Required work — Leave out the images and repeat the listing below without a single change.

::::

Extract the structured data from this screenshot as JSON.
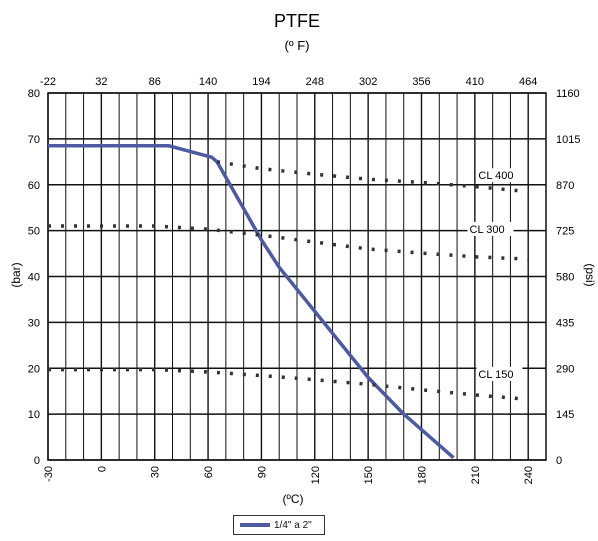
{
  "chart_data": {
    "type": "line",
    "title": "PTFE",
    "top_axis_label": "(º F)",
    "xlabel": "(ºC)",
    "ylabel_left": "(bar)",
    "ylabel_right": "(psi)",
    "xlim": [
      -30,
      250
    ],
    "ylim": [
      0,
      80
    ],
    "x_ticks": [
      -30,
      0,
      30,
      60,
      90,
      120,
      150,
      180,
      210,
      240
    ],
    "y_ticks": [
      0,
      10,
      20,
      30,
      40,
      50,
      60,
      70,
      80
    ],
    "top_ticks": [
      {
        "c": -30,
        "label": "-22"
      },
      {
        "c": 0,
        "label": "32"
      },
      {
        "c": 30,
        "label": "86"
      },
      {
        "c": 60,
        "label": "140"
      },
      {
        "c": 90,
        "label": "194"
      },
      {
        "c": 120,
        "label": "248"
      },
      {
        "c": 150,
        "label": "302"
      },
      {
        "c": 180,
        "label": "356"
      },
      {
        "c": 210,
        "label": "410"
      },
      {
        "c": 240,
        "label": "464"
      }
    ],
    "right_ticks": [
      {
        "bar": 0,
        "label": "0"
      },
      {
        "bar": 10,
        "label": "145"
      },
      {
        "bar": 20,
        "label": "290"
      },
      {
        "bar": 30,
        "label": "435"
      },
      {
        "bar": 40,
        "label": "580"
      },
      {
        "bar": 50,
        "label": "725"
      },
      {
        "bar": 60,
        "label": "870"
      },
      {
        "bar": 70,
        "label": "1015"
      },
      {
        "bar": 80,
        "label": "1160"
      }
    ],
    "grid": true,
    "series": [
      {
        "name": "1/4\" a 2\"",
        "style": "solid",
        "color": "#4b5aa3",
        "x": [
          -30,
          38,
          62,
          65,
          90,
          100,
          150,
          170,
          198
        ],
        "y": [
          68.5,
          68.5,
          66,
          65,
          48,
          42,
          18,
          10,
          0.5
        ]
      },
      {
        "name": "CL 400",
        "style": "dotted",
        "color": "#333333",
        "x": [
          65,
          90,
          120,
          150,
          180,
          210,
          240
        ],
        "y": [
          65,
          63.5,
          62.3,
          61.2,
          60.5,
          59.6,
          58.5
        ]
      },
      {
        "name": "CL 300",
        "style": "dotted",
        "color": "#333333",
        "x": [
          -30,
          30,
          60,
          90,
          120,
          150,
          180,
          210,
          240
        ],
        "y": [
          51,
          51,
          50.3,
          49,
          47.5,
          46,
          45.1,
          44.3,
          43.8
        ]
      },
      {
        "name": "CL 150",
        "style": "dotted",
        "color": "#333333",
        "x": [
          -30,
          30,
          60,
          90,
          120,
          150,
          180,
          210,
          240
        ],
        "y": [
          19.7,
          19.7,
          19.2,
          18.4,
          17.5,
          16.5,
          15.3,
          14.2,
          13.2
        ]
      }
    ],
    "class_labels": [
      {
        "text": "CL 400",
        "c": 212,
        "bar": 61.2
      },
      {
        "text": "CL 300",
        "c": 207,
        "bar": 49.5
      },
      {
        "text": "CL 150",
        "c": 212,
        "bar": 17.9
      }
    ],
    "legend": {
      "placement": "bottom-center",
      "label": "1/4\" a 2\""
    }
  }
}
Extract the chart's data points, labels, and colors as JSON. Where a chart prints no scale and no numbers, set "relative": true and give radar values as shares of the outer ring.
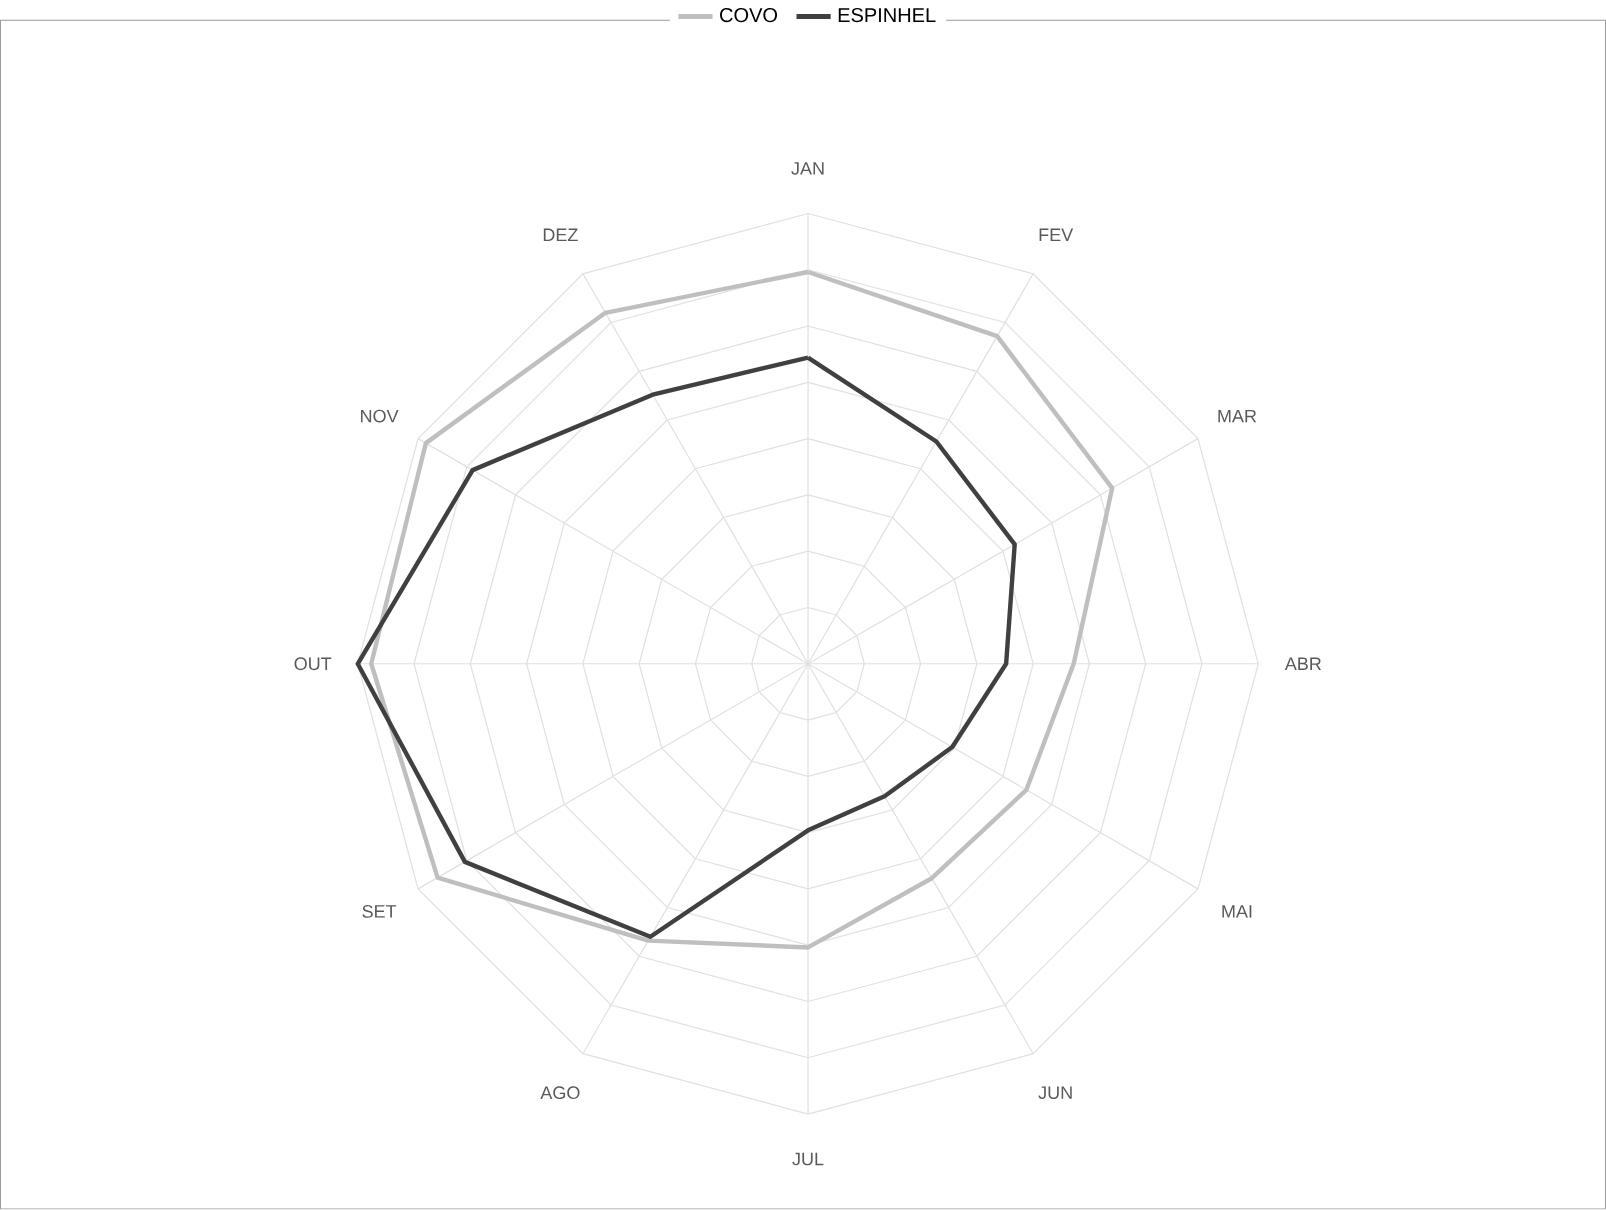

::::

The answer —
Extract the structured data from this screenshot as JSON.
{
  "chart_data": {
    "type": "line",
    "title": "PTFE",
    "top_axis_label": "(º F)",
    "xlabel": "(ºC)",
    "ylabel_left": "(bar)",
    "ylabel_right": "(psi)",
    "xlim": [
      -30,
      250
    ],
    "ylim": [
      0,
      80
    ],
    "x_ticks": [
      -30,
      0,
      30,
      60,
      90,
      120,
      150,
      180,
      210,
      240
    ],
    "y_ticks": [
      0,
      10,
      20,
      30,
      40,
      50,
      60,
      70,
      80
    ],
    "top_ticks": [
      {
        "c": -30,
        "label": "-22"
      },
      {
        "c": 0,
        "label": "32"
      },
      {
        "c": 30,
        "label": "86"
      },
      {
        "c": 60,
        "label": "140"
      },
      {
        "c": 90,
        "label": "194"
      },
      {
        "c": 120,
        "label": "248"
      },
      {
        "c": 150,
        "label": "302"
      },
      {
        "c": 180,
        "label": "356"
      },
      {
        "c": 210,
        "label": "410"
      },
      {
        "c": 240,
        "label": "464"
      }
    ],
    "right_ticks": [
      {
        "bar": 0,
        "label": "0"
      },
      {
        "bar": 10,
        "label": "145"
      },
      {
        "bar": 20,
        "label": "290"
      },
      {
        "bar": 30,
        "label": "435"
      },
      {
        "bar": 40,
        "label": "580"
      },
      {
        "bar": 50,
        "label": "725"
      },
      {
        "bar": 60,
        "label": "870"
      },
      {
        "bar": 70,
        "label": "1015"
      },
      {
        "bar": 80,
        "label": "1160"
      }
    ],
    "grid": true,
    "series": [
      {
        "name": "1/4\" a 2\"",
        "style": "solid",
        "color": "#4b5aa3",
        "x": [
          -30,
          38,
          62,
          65,
          90,
          100,
          150,
          170,
          198
        ],
        "y": [
          68.5,
          68.5,
          66,
          65,
          48,
          42,
          18,
          10,
          0.5
        ]
      },
      {
        "name": "CL 400",
        "style": "dotted",
        "color": "#333333",
        "x": [
          65,
          90,
          120,
          150,
          180,
          210,
          240
        ],
        "y": [
          65,
          63.5,
          62.3,
          61.2,
          60.5,
          59.6,
          58.5
        ]
      },
      {
        "name": "CL 300",
        "style": "dotted",
        "color": "#333333",
        "x": [
          -30,
          30,
          60,
          90,
          120,
          150,
          180,
          210,
          240
        ],
        "y": [
          51,
          51,
          50.3,
          49,
          47.5,
          46,
          45.1,
          44.3,
          43.8
        ]
      },
      {
        "name": "CL 150",
        "style": "dotted",
        "color": "#333333",
        "x": [
          -30,
          30,
          60,
          90,
          120,
          150,
          180,
          210,
          240
        ],
        "y": [
          19.7,
          19.7,
          19.2,
          18.4,
          17.5,
          16.5,
          15.3,
          14.2,
          13.2
        ]
      }
    ],
    "class_labels": [
      {
        "text": "CL 400",
        "c": 212,
        "bar": 61.2
      },
      {
        "text": "CL 300",
        "c": 207,
        "bar": 49.5
      },
      {
        "text": "CL 150",
        "c": 212,
        "bar": 17.9
      }
    ],
    "legend": {
      "placement": "bottom-center",
      "label": "1/4\" a 2\""
    }
  }
}
Extract the chart's data points, labels, and colors as JSON. Where a chart prints no scale and no numbers, set "relative": true and give radar values as shares of the outer ring.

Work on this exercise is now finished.